Do this: How many lines in the listing below include the word "商品条码"? Reply with the count alone.

━━ Provided data

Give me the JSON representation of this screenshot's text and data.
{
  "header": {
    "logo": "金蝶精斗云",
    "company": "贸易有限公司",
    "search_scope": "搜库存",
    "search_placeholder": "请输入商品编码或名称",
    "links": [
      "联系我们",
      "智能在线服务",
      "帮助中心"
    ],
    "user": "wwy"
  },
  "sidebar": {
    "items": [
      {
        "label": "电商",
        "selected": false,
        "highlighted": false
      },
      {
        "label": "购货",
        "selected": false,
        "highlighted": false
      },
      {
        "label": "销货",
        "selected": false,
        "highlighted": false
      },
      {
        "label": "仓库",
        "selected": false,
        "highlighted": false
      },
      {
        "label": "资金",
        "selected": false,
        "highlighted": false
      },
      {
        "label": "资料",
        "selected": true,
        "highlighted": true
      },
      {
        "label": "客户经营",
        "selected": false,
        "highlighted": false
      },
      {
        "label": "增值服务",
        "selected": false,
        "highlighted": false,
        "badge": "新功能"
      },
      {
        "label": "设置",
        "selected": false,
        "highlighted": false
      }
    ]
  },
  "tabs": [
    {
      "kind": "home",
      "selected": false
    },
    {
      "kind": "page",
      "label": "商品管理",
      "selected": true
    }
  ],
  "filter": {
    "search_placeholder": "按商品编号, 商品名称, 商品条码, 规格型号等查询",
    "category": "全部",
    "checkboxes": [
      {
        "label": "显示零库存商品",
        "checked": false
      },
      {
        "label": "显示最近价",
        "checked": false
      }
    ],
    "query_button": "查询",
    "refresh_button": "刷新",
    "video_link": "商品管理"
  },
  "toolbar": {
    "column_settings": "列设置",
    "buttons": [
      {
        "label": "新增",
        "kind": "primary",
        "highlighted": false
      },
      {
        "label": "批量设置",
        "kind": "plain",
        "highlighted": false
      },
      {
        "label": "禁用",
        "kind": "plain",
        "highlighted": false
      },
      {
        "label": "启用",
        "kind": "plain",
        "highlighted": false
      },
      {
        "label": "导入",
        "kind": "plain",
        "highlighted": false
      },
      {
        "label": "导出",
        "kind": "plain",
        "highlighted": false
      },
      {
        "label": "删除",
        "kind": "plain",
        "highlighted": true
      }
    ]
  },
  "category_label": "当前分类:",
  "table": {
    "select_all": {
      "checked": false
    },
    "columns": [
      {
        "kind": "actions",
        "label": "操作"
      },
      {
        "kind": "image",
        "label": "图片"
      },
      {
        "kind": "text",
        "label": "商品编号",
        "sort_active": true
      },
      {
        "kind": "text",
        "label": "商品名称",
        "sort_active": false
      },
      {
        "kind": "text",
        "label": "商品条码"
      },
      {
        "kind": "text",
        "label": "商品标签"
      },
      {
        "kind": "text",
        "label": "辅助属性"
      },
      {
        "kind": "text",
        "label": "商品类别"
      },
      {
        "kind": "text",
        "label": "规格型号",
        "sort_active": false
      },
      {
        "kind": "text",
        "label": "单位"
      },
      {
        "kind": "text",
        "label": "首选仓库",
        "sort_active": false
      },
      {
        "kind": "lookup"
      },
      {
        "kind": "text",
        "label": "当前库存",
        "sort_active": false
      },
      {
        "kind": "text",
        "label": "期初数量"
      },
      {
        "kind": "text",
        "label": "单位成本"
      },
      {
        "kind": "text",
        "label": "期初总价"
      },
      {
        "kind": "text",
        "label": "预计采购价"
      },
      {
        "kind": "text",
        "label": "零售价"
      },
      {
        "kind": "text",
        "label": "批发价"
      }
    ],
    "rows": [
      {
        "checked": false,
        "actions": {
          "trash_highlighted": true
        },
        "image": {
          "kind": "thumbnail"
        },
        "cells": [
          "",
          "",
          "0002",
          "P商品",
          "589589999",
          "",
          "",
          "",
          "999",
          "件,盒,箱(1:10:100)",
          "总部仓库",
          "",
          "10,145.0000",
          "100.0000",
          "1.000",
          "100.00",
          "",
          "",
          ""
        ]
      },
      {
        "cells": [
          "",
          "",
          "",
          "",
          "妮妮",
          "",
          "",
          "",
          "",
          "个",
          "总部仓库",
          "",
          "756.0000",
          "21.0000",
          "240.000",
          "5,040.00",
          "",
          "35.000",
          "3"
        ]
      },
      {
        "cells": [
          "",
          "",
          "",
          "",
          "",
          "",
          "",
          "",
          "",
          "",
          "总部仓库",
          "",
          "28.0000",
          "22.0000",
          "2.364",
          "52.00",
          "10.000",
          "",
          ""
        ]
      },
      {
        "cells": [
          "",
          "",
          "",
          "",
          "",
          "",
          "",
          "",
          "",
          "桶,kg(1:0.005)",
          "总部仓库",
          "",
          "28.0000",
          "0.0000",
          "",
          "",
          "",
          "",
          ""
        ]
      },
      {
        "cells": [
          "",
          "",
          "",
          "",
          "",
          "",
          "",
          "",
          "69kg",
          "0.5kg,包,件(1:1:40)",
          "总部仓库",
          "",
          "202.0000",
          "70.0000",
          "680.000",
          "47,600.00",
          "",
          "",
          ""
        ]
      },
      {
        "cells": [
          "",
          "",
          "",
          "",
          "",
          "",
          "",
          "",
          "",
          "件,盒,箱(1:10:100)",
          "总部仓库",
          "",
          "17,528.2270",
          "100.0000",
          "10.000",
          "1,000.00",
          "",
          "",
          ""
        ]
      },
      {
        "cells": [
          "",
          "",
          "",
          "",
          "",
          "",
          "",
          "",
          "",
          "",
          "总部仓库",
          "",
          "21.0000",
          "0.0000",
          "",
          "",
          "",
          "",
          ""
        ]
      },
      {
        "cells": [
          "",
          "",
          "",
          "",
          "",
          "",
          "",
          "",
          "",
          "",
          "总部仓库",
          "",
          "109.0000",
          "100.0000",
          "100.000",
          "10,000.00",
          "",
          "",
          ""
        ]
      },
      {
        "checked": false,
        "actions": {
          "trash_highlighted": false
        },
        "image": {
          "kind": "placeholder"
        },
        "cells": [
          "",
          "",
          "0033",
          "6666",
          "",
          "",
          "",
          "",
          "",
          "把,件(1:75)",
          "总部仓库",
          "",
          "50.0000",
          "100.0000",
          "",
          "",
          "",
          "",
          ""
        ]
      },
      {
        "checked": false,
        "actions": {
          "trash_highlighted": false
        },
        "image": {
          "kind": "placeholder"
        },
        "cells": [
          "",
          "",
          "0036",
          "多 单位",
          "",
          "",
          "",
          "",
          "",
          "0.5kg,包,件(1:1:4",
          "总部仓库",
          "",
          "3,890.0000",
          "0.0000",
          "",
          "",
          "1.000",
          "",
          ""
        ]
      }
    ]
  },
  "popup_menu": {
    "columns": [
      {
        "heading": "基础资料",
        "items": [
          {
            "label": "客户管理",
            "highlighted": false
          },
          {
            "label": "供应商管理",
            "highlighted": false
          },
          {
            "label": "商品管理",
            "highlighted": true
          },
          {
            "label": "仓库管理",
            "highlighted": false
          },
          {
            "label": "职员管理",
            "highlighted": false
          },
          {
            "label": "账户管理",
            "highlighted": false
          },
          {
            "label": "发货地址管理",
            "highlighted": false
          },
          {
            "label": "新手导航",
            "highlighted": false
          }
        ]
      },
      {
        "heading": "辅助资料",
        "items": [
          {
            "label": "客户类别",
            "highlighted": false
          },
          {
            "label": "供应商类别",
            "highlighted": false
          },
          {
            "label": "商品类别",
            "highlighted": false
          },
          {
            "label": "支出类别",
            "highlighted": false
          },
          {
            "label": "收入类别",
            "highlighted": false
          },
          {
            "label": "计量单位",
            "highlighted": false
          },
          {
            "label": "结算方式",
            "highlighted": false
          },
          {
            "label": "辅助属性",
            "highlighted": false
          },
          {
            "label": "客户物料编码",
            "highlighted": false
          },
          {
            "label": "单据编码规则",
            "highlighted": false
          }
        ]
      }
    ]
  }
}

━━━━

Solution below: 2